| Exercise description |
Images are not part of the copy; transcribe all the data exactly.

| Data excerpts |
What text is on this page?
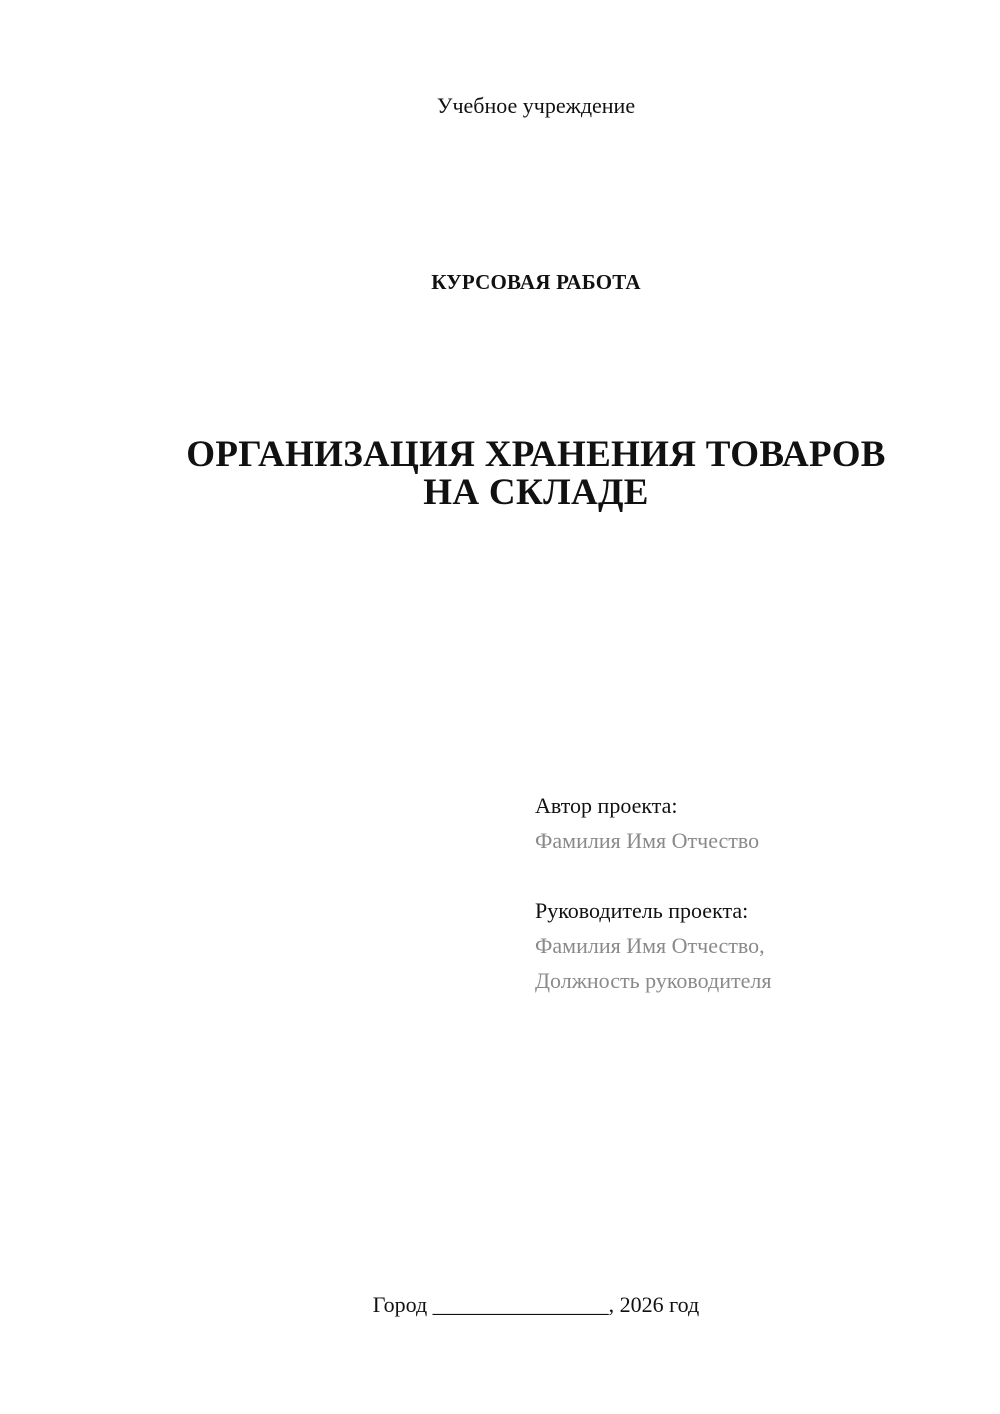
Учебное учреждение
КУРСОВАЯ РАБОТА
ОРГАНИЗАЦИЯ ХРАНЕНИЯ ТОВАРОВ
НА СКЛАДЕ
Автор проекта:
Фамилия Имя Отчество
Руководитель проекта:
Фамилия Имя Отчество,
Должность руководителя
Город ________________, 2026 год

| Written solution |
What text is on this page?
Учебное учреждение
КУРСОВАЯ РАБОТА
ОРГАНИЗАЦИЯ ХРАНЕНИЯ ТОВАРОВ
НА СКЛАДЕ
Автор проекта:
Фамилия Имя Отчество
Руководитель проекта:
Фамилия Имя Отчество,
Должность руководителя
Город ________________, 2026 год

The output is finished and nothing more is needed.